Directions >>
Each line of the material below that holds the word "first" needs to be copied.
____________
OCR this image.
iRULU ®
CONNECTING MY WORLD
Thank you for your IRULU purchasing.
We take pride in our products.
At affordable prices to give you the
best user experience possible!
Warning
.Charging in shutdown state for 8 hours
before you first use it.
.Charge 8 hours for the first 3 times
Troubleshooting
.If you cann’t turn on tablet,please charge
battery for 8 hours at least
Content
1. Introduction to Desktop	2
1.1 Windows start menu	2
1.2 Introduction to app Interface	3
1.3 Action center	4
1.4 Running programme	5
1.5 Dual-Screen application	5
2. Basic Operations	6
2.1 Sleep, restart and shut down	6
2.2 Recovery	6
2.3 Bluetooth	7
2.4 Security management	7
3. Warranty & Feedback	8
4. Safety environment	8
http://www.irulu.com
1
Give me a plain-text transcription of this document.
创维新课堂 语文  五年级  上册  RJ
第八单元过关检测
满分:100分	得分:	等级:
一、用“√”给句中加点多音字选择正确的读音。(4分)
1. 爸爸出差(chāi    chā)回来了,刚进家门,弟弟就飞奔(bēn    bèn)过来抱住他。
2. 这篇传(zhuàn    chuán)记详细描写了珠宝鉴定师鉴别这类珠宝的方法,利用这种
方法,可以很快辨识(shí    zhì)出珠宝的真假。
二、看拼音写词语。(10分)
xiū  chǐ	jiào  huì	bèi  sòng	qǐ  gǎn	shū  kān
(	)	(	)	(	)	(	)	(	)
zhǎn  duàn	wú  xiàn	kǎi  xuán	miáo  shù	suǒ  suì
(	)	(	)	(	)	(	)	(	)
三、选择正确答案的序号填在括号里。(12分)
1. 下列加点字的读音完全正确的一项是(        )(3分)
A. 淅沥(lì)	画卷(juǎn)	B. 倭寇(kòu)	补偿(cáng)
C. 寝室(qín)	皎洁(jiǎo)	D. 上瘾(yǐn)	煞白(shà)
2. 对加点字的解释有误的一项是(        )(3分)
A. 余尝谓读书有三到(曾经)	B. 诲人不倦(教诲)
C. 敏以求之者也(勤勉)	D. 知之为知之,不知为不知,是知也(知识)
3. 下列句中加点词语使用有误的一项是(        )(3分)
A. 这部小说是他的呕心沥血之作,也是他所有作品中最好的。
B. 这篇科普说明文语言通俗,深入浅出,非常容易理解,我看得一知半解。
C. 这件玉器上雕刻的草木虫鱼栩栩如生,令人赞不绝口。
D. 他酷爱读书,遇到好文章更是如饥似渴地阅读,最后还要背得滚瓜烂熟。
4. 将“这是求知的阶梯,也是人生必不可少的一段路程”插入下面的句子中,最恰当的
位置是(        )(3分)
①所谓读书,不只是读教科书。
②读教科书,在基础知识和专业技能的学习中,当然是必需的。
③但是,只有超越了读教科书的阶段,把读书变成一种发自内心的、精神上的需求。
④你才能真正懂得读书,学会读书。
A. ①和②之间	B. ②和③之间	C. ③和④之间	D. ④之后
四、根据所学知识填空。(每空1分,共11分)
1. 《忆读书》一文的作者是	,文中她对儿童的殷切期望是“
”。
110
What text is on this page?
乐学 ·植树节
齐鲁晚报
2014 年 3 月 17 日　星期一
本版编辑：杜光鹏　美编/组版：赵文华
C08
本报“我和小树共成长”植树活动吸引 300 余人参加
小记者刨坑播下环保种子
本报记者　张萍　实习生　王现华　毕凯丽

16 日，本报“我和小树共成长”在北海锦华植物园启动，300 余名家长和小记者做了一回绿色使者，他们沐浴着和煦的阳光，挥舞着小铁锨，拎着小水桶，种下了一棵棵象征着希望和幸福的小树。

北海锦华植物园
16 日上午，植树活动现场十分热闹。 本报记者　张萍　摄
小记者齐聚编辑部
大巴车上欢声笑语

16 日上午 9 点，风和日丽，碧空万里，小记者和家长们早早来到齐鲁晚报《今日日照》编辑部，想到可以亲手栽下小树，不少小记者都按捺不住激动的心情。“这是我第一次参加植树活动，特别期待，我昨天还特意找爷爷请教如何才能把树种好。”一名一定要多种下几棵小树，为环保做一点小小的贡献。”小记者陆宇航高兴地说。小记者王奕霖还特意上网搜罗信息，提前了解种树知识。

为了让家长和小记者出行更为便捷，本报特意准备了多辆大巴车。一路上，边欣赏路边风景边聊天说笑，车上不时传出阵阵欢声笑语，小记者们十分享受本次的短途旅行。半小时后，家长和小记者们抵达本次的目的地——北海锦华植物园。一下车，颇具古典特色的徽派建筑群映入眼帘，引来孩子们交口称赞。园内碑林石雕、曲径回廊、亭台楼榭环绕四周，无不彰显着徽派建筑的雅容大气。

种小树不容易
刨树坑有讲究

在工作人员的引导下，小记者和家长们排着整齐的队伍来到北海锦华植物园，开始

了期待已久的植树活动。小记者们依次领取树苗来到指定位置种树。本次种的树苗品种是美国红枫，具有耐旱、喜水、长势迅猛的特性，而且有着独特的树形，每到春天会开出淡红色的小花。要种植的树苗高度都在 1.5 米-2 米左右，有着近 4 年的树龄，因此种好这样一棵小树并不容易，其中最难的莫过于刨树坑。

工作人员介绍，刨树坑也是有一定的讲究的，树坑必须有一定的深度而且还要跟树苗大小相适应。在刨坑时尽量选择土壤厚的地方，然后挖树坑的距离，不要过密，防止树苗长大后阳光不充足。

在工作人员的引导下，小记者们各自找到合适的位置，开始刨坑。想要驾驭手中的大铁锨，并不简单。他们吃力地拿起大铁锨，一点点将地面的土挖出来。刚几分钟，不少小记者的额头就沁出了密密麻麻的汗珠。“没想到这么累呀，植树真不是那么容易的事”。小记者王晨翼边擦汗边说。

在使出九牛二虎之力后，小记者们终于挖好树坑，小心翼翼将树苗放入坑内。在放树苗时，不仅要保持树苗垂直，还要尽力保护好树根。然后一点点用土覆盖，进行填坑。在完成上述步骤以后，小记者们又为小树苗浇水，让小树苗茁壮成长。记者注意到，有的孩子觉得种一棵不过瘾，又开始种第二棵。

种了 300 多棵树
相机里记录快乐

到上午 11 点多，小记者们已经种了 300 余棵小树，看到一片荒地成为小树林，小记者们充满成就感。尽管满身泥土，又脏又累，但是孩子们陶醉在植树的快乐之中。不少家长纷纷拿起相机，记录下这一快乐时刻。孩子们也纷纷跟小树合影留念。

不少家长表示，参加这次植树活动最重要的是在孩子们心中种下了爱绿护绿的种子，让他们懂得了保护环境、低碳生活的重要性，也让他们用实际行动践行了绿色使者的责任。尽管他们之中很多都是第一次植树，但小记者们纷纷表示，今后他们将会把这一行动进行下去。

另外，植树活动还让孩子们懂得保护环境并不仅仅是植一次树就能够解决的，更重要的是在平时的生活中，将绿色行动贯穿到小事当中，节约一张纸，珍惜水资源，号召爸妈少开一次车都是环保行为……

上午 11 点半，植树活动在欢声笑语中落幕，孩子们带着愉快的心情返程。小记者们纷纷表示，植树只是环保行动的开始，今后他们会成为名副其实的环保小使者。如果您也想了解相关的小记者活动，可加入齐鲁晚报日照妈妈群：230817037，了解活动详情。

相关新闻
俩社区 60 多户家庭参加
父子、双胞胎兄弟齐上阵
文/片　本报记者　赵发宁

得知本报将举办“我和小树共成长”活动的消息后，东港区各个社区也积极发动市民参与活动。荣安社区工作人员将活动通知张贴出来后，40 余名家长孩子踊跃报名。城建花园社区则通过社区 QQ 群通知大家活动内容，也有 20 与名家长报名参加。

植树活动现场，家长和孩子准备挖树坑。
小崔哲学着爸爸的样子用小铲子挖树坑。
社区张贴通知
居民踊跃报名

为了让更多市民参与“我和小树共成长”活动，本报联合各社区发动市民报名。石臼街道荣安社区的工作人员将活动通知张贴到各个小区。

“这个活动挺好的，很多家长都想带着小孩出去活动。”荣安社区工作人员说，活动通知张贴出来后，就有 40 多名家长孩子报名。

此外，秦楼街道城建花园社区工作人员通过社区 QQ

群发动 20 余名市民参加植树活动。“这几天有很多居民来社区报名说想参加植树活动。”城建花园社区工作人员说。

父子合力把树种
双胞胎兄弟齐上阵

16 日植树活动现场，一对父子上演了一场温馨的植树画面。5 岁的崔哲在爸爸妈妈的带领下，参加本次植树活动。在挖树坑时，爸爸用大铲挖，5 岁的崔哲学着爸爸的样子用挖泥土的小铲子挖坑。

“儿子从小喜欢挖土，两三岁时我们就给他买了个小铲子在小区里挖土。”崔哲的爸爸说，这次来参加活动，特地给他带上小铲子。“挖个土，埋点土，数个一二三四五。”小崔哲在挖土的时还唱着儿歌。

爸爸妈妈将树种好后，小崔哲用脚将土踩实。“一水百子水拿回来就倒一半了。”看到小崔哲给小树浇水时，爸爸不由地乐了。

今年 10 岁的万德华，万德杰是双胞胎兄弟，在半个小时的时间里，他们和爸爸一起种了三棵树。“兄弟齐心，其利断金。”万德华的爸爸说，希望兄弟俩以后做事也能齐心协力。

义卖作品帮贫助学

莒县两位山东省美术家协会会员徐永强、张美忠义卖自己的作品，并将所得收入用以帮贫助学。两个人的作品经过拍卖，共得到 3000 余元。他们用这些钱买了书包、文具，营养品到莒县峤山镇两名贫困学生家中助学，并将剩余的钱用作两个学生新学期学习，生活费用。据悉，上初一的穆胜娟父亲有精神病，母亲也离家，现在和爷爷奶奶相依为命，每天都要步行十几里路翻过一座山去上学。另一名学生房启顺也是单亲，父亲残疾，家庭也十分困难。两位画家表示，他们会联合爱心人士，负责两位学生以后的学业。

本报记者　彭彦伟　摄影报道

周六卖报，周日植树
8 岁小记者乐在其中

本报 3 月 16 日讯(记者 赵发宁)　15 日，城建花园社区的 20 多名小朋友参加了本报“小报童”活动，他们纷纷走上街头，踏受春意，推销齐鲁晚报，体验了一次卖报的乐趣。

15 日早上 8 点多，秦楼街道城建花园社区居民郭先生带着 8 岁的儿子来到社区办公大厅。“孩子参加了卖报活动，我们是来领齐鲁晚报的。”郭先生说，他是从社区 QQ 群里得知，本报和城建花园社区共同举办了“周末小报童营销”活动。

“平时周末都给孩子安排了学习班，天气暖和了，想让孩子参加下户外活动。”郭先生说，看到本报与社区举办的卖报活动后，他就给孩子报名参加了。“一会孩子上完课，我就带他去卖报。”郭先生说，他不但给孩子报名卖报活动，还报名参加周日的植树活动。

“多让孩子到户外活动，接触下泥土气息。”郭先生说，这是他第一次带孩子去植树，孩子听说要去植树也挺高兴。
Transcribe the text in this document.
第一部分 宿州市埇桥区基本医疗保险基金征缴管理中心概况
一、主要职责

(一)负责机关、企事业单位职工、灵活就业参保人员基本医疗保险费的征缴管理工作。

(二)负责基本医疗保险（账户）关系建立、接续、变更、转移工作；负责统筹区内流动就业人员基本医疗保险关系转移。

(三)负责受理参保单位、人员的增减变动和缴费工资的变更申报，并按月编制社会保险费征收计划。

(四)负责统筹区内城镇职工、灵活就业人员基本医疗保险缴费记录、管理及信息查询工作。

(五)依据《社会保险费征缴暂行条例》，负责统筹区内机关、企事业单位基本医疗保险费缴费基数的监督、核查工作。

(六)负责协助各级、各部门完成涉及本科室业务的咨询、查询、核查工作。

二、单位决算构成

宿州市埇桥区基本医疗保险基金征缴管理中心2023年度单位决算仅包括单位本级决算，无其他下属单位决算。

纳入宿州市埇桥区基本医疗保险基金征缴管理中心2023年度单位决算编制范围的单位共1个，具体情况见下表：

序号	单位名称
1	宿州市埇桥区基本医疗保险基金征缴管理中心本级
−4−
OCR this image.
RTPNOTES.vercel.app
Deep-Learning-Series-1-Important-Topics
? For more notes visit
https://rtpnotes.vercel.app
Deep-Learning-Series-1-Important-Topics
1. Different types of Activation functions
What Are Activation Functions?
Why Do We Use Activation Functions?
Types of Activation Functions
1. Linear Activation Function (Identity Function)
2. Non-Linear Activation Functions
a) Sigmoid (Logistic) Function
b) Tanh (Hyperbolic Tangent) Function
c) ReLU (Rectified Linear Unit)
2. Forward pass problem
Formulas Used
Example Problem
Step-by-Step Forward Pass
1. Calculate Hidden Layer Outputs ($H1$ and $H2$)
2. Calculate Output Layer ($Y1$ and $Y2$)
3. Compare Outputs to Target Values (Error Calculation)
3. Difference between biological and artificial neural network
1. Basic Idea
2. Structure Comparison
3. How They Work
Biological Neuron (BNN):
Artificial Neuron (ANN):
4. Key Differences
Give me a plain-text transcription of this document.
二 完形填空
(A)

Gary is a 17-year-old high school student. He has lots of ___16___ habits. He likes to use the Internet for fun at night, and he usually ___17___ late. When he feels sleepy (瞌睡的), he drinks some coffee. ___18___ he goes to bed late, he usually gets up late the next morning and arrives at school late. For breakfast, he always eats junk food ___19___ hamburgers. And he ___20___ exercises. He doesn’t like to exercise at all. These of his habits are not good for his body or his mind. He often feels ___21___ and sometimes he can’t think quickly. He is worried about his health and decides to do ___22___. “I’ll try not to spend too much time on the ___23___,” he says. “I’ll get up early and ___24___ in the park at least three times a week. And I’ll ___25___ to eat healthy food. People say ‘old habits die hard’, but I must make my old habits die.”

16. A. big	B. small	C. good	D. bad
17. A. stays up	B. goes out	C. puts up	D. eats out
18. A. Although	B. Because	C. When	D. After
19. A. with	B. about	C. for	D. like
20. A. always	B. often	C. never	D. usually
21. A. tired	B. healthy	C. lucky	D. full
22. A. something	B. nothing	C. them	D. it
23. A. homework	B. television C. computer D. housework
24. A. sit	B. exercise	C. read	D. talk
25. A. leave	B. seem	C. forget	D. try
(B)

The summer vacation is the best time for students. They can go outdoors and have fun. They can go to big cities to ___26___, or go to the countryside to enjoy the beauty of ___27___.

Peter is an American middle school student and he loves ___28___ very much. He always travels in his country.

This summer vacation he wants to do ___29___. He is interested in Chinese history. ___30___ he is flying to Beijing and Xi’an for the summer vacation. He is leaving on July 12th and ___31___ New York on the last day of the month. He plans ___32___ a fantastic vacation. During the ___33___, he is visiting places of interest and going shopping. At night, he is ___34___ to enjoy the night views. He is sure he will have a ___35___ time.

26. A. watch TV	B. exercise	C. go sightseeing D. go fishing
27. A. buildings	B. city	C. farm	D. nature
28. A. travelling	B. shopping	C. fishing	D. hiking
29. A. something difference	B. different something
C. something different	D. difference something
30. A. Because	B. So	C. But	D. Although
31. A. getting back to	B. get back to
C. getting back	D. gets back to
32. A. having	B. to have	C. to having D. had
____________
The completed task >>
before you first use it.
.Charge 8 hours for the first 3 times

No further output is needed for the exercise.